• _WHAT YOU ARE ASKED TO DO_: Read the listing and extract each line that includes the word "background".

• _DATA SECTION_:
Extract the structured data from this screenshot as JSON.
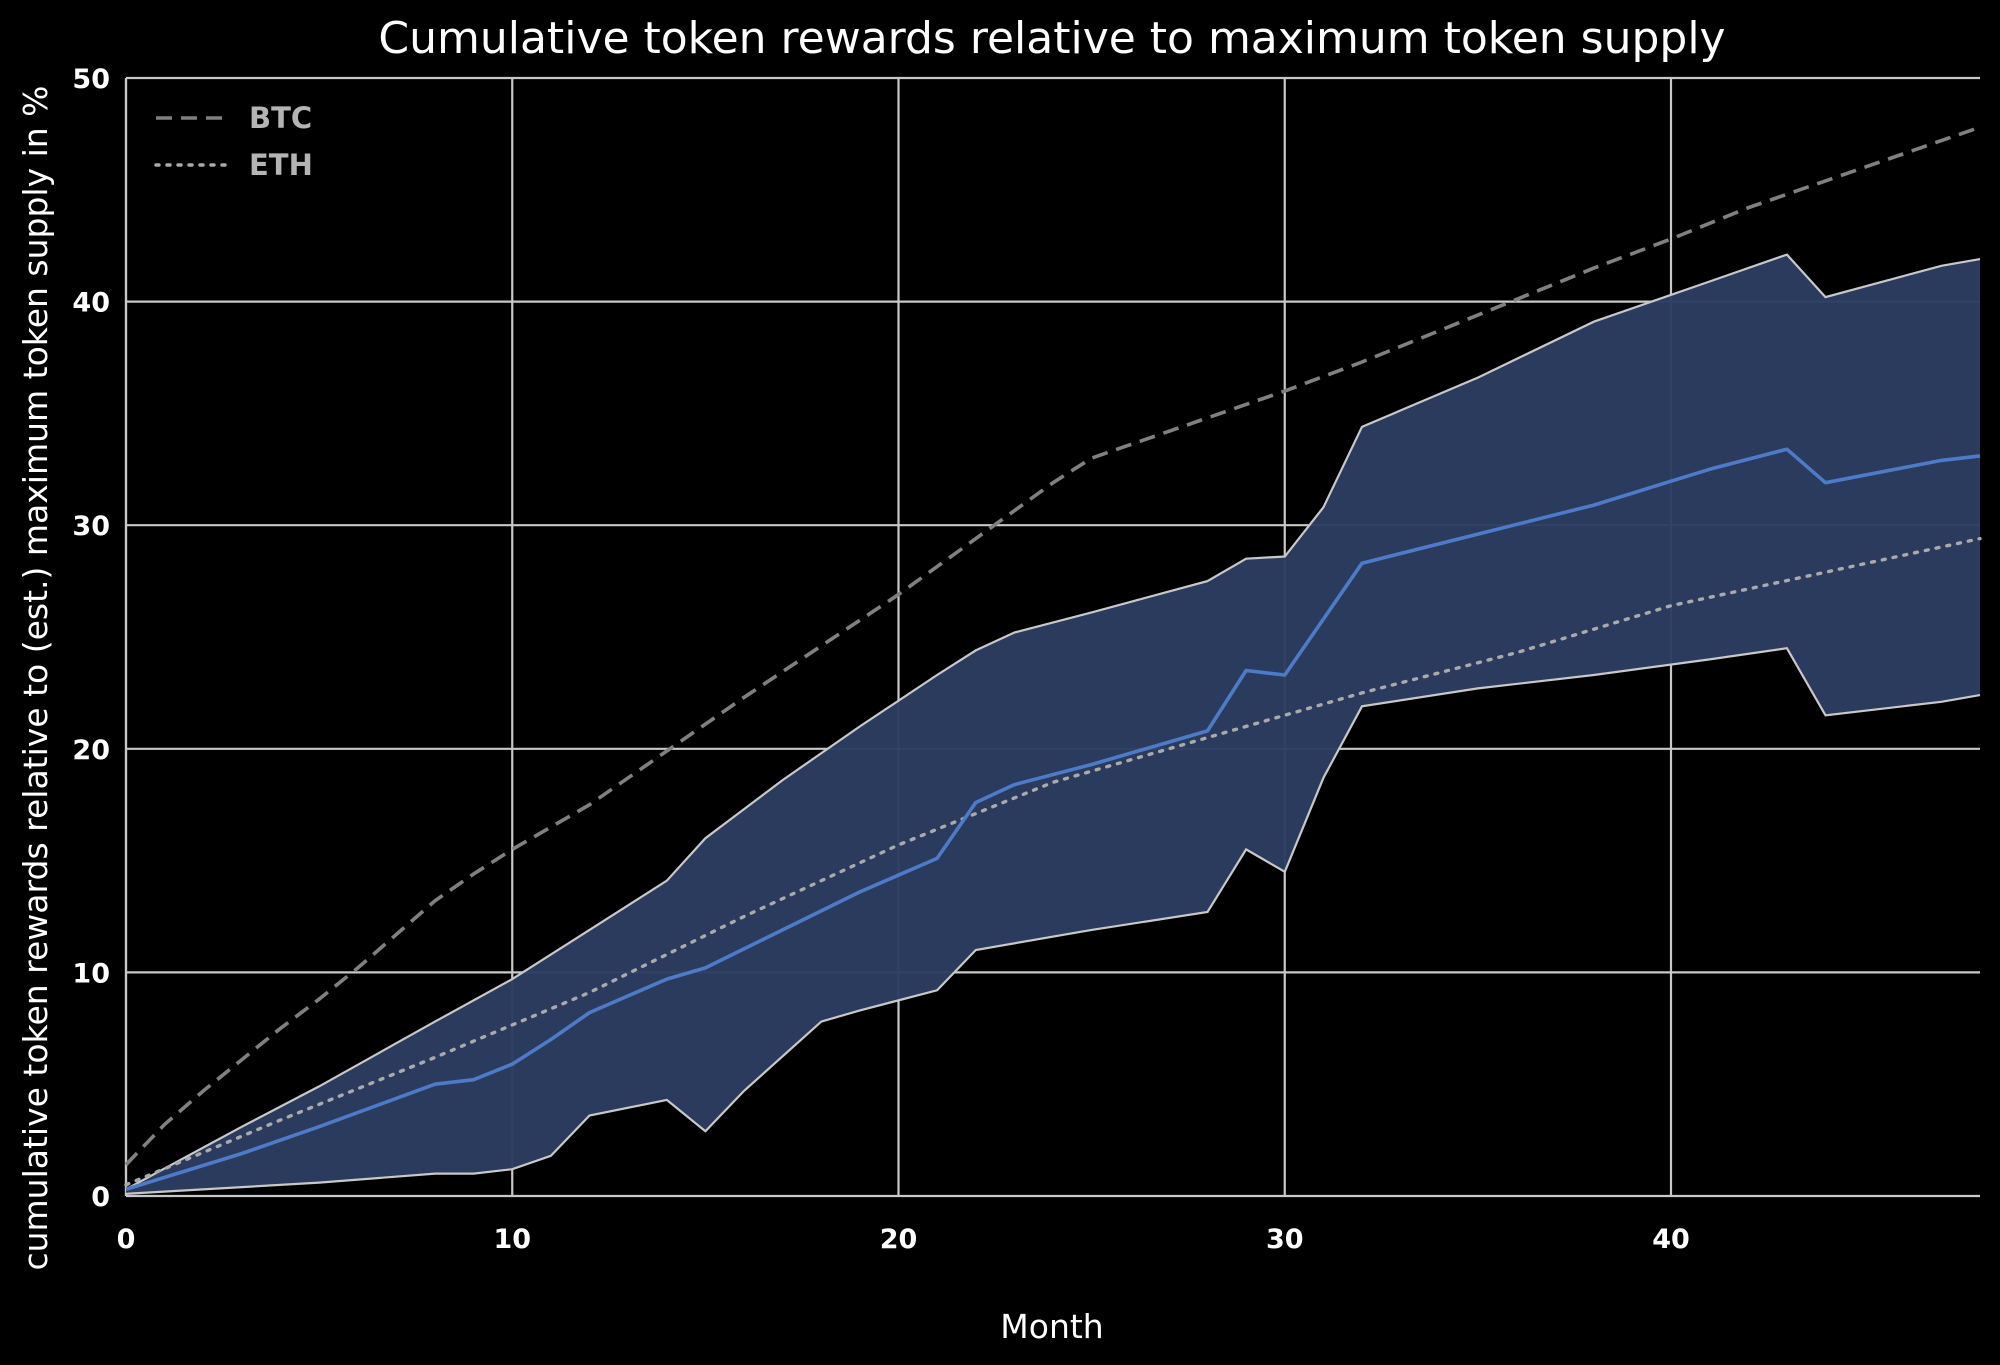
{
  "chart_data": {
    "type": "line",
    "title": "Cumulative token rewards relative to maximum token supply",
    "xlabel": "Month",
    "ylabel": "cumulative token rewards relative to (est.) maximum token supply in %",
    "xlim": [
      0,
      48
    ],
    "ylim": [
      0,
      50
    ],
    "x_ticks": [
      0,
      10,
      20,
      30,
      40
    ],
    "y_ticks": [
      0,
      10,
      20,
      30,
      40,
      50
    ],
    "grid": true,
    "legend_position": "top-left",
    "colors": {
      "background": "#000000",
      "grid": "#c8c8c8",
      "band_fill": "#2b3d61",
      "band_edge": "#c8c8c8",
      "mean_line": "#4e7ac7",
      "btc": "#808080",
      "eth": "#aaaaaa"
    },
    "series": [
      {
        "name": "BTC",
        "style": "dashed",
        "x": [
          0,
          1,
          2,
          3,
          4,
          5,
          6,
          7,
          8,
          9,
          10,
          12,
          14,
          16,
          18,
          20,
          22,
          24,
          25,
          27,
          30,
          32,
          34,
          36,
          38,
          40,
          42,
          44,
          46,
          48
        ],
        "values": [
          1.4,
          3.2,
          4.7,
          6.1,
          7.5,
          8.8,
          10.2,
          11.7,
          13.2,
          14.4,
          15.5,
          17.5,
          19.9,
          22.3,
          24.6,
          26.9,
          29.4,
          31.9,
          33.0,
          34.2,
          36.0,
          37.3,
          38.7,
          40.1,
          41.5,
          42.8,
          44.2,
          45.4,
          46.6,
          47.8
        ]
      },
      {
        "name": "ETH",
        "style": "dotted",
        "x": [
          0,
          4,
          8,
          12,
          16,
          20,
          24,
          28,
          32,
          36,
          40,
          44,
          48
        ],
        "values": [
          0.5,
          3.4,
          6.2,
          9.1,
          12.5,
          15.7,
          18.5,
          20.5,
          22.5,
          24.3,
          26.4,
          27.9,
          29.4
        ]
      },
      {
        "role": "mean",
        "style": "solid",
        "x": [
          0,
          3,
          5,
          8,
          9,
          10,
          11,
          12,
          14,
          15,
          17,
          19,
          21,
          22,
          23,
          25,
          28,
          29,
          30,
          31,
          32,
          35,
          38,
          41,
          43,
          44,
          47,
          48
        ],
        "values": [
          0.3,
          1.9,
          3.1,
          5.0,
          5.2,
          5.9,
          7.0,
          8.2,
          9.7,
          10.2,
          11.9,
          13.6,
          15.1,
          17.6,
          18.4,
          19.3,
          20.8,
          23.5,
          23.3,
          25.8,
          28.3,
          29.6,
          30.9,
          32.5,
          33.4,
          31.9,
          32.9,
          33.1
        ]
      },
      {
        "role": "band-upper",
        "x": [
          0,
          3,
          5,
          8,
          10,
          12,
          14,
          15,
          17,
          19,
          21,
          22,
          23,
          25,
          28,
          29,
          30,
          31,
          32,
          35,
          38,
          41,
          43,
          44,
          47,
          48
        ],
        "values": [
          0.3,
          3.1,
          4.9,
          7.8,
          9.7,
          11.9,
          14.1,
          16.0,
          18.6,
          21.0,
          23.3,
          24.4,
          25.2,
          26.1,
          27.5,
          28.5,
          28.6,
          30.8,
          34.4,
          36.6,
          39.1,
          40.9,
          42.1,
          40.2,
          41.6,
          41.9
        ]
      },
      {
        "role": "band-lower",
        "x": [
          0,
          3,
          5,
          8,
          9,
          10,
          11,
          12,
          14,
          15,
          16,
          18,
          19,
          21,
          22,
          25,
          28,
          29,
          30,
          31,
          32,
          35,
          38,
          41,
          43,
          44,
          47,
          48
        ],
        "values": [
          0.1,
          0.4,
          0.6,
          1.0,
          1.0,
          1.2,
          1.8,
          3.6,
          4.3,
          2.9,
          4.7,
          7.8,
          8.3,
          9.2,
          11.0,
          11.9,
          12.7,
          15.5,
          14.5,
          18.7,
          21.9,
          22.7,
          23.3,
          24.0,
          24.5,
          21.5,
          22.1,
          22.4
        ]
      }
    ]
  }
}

--

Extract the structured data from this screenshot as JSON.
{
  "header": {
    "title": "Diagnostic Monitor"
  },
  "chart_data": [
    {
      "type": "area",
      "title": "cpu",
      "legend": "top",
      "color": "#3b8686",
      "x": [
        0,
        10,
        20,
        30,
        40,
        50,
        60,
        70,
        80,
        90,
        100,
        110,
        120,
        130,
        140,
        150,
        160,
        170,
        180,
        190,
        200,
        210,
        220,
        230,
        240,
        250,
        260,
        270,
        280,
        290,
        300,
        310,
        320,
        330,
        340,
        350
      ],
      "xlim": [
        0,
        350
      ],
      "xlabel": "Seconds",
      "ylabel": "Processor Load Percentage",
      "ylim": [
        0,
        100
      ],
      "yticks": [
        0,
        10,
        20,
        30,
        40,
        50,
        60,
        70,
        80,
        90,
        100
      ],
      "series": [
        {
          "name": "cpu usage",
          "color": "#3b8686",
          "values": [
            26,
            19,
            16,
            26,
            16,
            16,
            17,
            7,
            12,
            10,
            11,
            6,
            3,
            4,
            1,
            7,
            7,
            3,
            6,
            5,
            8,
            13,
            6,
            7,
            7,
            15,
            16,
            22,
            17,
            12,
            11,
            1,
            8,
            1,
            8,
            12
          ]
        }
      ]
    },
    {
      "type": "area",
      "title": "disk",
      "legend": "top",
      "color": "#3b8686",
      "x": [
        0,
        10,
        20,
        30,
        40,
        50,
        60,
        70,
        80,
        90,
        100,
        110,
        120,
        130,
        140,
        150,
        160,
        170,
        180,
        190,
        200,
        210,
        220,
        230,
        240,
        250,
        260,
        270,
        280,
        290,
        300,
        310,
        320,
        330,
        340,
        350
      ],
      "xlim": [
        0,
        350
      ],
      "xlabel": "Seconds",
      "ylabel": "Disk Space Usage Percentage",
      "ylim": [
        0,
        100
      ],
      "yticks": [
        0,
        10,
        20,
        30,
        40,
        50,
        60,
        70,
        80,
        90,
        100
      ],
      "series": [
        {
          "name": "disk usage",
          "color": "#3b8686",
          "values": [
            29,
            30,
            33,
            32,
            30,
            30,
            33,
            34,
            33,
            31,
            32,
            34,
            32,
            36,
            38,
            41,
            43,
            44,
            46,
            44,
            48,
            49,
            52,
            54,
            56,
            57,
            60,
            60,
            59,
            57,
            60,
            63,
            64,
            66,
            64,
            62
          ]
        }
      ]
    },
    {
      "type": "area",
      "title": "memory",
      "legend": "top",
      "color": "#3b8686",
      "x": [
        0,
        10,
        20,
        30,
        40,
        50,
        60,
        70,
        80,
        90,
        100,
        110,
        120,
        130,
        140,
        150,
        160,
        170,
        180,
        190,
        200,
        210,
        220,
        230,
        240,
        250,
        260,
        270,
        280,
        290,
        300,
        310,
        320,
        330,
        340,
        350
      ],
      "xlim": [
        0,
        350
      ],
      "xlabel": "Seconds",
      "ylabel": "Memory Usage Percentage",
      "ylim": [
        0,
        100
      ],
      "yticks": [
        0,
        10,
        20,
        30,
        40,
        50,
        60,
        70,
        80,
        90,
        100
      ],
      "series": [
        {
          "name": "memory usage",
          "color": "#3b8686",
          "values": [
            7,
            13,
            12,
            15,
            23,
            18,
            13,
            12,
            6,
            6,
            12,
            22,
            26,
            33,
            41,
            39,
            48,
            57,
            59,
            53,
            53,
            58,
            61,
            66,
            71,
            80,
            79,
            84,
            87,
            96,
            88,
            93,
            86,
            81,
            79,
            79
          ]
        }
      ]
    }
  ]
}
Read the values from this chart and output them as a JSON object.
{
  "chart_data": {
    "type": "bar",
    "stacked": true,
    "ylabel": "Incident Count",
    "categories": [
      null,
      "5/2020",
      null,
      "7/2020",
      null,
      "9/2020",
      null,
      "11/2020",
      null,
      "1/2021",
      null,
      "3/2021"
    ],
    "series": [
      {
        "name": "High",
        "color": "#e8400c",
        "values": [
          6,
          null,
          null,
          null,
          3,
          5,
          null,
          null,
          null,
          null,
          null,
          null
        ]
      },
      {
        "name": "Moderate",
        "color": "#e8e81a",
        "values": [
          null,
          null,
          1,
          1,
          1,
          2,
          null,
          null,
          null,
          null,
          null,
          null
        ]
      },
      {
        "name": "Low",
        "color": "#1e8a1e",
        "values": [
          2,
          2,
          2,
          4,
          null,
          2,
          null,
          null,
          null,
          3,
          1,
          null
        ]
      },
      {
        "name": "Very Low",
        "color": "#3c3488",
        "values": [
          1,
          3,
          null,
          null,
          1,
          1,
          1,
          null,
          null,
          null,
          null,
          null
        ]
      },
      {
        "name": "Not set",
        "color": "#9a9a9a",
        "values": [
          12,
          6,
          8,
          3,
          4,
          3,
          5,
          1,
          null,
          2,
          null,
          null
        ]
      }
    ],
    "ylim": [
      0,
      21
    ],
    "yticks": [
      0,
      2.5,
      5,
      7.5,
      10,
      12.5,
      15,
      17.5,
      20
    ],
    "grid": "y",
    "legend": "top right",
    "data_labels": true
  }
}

---

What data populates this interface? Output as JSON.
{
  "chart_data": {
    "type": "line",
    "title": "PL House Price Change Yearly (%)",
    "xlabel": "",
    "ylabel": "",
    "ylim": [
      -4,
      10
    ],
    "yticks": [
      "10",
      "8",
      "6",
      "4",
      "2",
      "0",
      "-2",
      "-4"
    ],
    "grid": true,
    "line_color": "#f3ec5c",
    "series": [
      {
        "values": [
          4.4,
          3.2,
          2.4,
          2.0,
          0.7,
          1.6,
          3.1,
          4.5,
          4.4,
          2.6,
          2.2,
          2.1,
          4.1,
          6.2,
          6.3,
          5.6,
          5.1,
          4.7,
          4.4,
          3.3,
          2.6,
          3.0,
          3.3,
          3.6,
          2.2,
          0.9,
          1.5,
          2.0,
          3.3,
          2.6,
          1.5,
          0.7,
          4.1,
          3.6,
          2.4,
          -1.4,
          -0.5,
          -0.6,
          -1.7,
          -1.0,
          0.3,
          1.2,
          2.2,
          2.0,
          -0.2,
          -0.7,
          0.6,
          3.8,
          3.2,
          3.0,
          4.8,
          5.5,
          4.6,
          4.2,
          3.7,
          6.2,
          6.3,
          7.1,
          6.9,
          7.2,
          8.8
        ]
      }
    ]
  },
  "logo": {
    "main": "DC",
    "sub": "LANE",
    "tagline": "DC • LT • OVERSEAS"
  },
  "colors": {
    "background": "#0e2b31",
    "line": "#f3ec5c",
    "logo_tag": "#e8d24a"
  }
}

• _TASK SOLUTION_:
      "background": "#000000",
    "background": "#0e2b31",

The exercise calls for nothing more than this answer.